- [Given data]:
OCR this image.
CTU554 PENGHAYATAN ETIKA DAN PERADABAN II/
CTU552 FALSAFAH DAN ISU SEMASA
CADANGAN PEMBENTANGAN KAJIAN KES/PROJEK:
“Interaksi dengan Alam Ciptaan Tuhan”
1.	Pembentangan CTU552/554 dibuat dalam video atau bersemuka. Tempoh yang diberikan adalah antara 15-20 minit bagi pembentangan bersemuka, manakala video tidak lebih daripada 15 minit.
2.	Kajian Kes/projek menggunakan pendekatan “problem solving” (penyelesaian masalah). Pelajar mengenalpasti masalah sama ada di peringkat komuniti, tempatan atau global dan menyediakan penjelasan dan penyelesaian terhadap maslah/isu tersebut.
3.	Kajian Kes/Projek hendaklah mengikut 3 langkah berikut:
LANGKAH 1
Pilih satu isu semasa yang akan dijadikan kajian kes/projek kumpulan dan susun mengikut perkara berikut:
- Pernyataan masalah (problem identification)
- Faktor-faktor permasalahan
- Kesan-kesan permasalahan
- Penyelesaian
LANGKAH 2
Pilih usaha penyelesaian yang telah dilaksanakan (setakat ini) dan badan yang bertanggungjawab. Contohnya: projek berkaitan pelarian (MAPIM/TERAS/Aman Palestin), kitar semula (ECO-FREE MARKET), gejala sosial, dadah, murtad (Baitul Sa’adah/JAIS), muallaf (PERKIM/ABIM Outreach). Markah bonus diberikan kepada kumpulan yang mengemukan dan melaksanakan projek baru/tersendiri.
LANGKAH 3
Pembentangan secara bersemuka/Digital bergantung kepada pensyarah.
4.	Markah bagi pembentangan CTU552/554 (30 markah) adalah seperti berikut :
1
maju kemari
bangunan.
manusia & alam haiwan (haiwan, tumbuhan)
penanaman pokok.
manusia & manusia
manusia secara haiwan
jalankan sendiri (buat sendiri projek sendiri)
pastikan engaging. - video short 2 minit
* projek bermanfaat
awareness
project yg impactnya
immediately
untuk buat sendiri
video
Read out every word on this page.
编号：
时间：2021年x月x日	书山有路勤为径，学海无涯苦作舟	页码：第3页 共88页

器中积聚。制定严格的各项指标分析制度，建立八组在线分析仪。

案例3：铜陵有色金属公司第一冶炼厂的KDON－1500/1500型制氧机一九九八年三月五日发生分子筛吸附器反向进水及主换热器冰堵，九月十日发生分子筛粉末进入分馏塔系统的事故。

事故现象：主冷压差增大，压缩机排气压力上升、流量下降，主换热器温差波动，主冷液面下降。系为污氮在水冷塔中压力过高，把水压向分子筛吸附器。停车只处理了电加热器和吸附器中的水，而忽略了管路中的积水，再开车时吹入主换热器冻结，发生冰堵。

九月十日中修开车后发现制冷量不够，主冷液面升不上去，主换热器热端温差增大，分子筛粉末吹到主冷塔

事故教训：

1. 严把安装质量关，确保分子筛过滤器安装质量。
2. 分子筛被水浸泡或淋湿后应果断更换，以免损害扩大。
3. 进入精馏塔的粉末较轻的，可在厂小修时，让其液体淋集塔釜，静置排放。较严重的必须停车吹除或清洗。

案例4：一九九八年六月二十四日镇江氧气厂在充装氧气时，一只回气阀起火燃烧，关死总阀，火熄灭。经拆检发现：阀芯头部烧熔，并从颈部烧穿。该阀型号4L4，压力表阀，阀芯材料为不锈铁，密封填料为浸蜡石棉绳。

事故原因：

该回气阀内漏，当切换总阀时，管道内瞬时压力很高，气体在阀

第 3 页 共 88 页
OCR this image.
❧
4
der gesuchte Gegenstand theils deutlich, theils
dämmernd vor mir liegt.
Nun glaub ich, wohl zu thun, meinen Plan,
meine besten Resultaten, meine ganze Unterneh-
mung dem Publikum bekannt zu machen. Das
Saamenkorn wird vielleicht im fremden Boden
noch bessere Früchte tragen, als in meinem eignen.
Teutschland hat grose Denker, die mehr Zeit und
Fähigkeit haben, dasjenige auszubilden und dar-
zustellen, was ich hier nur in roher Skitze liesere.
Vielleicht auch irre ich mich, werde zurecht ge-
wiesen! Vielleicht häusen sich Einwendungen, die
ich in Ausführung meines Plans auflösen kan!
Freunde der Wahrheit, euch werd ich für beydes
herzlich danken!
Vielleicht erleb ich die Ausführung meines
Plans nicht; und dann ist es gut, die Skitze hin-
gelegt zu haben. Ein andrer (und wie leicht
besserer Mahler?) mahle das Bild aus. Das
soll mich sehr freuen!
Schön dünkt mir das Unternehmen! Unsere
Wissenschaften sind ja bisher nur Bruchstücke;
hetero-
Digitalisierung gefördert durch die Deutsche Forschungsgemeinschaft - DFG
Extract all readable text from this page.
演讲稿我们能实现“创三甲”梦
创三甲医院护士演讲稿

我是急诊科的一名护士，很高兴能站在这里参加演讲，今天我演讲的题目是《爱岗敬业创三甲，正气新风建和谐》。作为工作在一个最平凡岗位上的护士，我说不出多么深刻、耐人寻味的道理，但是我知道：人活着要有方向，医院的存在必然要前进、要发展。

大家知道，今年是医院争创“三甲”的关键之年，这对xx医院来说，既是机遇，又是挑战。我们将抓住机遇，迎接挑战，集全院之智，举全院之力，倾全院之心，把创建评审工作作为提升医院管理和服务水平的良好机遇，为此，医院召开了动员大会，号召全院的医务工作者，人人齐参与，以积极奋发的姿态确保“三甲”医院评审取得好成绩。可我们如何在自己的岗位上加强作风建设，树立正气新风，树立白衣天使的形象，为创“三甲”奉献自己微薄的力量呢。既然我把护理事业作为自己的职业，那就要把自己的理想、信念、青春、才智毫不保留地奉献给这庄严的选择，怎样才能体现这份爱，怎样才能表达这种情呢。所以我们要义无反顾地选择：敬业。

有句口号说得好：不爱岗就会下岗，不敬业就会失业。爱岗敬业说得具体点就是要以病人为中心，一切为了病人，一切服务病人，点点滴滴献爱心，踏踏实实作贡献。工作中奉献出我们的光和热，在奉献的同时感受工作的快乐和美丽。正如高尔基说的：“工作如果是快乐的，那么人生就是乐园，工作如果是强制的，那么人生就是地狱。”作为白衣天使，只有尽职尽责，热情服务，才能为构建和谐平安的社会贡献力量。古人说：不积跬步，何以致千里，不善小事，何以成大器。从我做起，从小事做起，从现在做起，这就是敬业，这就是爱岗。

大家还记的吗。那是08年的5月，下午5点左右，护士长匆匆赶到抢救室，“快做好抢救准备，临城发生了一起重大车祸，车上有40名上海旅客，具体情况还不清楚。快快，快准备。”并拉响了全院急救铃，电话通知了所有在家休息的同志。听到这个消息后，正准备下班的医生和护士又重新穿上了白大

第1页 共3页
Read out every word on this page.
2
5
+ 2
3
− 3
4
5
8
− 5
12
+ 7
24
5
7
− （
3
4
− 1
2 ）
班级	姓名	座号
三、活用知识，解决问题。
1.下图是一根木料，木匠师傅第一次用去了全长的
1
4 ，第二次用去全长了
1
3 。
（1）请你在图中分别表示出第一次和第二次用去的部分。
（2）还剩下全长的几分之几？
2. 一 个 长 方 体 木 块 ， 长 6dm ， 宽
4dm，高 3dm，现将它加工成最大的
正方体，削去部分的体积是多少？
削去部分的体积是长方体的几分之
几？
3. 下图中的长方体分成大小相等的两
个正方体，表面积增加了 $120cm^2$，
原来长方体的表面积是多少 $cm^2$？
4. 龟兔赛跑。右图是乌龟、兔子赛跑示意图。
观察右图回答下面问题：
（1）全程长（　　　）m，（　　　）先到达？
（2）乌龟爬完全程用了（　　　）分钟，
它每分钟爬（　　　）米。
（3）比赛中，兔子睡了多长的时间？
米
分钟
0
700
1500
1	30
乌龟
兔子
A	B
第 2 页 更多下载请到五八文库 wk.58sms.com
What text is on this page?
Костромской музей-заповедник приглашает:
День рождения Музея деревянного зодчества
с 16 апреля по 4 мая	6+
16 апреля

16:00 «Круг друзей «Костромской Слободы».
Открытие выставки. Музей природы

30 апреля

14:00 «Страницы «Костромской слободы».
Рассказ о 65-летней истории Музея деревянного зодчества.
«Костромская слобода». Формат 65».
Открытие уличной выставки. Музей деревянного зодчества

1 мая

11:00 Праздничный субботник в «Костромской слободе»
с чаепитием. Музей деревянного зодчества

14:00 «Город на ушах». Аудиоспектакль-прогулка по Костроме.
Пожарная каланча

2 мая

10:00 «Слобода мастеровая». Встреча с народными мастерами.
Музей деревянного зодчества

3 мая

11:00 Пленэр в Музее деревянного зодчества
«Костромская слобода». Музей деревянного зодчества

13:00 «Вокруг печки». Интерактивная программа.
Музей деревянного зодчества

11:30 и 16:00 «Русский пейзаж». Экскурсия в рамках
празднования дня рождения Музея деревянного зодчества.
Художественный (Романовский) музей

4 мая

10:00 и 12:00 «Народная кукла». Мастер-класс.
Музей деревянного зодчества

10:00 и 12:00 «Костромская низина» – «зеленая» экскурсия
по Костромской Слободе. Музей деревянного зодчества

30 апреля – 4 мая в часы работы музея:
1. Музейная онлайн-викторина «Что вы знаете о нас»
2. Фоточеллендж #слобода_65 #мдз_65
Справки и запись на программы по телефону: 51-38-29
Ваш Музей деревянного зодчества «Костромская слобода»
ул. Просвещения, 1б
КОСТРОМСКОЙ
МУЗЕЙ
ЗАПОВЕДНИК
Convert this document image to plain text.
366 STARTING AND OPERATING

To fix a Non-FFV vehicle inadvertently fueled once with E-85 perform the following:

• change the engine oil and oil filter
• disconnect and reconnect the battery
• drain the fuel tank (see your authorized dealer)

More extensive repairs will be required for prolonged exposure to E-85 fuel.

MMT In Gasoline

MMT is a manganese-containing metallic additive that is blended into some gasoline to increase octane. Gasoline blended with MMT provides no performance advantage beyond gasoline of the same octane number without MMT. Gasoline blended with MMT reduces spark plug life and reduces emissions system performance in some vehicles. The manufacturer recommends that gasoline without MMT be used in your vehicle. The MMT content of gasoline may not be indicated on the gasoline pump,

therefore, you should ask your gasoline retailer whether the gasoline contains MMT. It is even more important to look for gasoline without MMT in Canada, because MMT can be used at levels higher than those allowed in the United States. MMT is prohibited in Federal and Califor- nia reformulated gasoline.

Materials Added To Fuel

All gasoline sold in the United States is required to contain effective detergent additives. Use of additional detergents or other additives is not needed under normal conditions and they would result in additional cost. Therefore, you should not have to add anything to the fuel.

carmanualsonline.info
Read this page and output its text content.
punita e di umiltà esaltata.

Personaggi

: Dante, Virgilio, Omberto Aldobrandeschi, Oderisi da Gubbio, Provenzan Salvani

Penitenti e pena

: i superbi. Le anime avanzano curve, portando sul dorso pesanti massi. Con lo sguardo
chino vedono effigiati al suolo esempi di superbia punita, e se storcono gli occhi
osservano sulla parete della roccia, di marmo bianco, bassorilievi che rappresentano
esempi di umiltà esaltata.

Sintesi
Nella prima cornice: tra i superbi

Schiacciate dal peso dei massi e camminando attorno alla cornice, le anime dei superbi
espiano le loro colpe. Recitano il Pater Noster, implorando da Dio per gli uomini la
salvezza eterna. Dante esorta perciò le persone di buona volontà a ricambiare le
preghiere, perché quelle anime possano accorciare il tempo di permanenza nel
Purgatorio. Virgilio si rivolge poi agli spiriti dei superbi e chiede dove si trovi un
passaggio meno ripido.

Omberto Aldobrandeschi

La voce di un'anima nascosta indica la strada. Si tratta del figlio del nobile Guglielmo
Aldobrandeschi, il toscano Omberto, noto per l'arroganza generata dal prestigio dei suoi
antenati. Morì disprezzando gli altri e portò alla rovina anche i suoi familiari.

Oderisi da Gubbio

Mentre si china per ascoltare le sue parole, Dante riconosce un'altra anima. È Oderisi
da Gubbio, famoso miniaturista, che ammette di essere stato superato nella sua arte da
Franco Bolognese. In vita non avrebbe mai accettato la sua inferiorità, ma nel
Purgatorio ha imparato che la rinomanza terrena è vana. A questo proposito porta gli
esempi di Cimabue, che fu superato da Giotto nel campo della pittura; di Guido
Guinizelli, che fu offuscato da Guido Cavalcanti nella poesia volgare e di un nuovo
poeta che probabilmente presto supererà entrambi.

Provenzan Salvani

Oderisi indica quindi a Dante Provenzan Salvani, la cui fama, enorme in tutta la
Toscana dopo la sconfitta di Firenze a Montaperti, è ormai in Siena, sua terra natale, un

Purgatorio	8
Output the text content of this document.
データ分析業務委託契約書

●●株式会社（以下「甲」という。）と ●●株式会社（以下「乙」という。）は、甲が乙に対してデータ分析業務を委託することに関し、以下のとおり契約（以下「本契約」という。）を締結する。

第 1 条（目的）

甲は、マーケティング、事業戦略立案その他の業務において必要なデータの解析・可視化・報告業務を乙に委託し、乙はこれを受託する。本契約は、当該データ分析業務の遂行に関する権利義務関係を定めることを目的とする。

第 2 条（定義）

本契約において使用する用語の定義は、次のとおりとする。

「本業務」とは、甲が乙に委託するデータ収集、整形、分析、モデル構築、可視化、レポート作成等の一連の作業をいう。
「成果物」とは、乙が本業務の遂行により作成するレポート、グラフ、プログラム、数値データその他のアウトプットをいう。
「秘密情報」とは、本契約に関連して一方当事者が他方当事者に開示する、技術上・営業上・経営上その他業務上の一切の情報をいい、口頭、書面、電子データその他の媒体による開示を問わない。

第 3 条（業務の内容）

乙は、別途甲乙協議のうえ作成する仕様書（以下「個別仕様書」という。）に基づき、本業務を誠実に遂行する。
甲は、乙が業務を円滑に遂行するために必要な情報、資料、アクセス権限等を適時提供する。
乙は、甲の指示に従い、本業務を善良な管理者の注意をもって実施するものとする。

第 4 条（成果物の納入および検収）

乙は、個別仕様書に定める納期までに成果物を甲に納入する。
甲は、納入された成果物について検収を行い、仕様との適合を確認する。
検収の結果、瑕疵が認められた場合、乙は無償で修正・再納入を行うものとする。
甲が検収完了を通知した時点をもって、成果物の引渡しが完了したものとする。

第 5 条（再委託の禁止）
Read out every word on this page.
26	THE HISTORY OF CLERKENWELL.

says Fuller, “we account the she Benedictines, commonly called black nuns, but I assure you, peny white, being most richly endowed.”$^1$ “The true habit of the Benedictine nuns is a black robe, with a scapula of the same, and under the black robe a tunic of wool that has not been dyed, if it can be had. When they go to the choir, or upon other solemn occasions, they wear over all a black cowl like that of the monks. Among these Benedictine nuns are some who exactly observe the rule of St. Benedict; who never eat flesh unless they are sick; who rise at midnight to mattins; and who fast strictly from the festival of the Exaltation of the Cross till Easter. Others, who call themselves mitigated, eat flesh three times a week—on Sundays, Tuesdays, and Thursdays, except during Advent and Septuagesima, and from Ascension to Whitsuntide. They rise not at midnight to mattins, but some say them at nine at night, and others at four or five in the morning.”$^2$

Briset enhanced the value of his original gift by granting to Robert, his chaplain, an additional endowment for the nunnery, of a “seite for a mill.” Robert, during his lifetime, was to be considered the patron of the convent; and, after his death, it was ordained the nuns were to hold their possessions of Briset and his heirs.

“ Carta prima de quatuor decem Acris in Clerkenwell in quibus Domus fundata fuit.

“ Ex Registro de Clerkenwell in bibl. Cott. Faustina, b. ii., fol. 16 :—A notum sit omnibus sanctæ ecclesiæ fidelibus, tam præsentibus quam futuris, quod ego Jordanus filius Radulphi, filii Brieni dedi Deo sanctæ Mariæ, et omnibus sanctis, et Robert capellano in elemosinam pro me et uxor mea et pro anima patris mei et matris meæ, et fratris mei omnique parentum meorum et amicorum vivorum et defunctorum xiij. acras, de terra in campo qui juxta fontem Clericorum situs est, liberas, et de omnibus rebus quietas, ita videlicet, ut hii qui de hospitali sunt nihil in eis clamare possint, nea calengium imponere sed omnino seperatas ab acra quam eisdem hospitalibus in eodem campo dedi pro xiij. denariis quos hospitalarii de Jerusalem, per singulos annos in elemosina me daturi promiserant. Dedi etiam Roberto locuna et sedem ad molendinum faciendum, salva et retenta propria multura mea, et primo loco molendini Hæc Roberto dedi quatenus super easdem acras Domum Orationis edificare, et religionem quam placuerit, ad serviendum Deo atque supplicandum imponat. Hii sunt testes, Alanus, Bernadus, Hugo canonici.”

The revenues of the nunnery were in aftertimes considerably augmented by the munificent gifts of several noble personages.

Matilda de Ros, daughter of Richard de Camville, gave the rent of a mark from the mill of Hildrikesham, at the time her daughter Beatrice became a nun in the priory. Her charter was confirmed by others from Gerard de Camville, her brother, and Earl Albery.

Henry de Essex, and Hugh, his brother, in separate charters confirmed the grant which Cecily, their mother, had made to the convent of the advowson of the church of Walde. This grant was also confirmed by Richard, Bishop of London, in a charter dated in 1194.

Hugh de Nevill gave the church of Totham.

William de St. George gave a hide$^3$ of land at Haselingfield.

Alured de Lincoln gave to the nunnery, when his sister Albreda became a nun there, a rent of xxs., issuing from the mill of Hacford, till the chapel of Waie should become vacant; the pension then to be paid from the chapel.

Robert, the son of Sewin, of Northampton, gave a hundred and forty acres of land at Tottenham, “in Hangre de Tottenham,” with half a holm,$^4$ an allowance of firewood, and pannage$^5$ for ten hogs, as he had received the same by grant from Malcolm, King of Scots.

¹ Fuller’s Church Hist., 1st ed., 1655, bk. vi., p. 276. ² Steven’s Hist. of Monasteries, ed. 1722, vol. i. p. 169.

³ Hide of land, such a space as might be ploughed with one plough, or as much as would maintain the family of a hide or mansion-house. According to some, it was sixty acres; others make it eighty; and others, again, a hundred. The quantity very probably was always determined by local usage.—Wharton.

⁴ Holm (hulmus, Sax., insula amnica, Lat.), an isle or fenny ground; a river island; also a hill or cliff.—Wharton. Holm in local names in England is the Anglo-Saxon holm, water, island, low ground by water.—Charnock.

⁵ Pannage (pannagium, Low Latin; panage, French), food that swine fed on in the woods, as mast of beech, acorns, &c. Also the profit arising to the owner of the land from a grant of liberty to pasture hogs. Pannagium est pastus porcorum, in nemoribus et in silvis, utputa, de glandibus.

- [What you will do]: In the records above, find each line holding "Hugh" and copy it.

- [Task result]:
Henry de Essex, and Hugh, his brother, in separate charters confirmed the grant which Cecily, their mother, had made to the convent of the advowson of the church of Walde. This grant was also confirmed by Richard, Bishop of London, in a charter dated in 1194.
Hugh de Nevill gave the church of Totham.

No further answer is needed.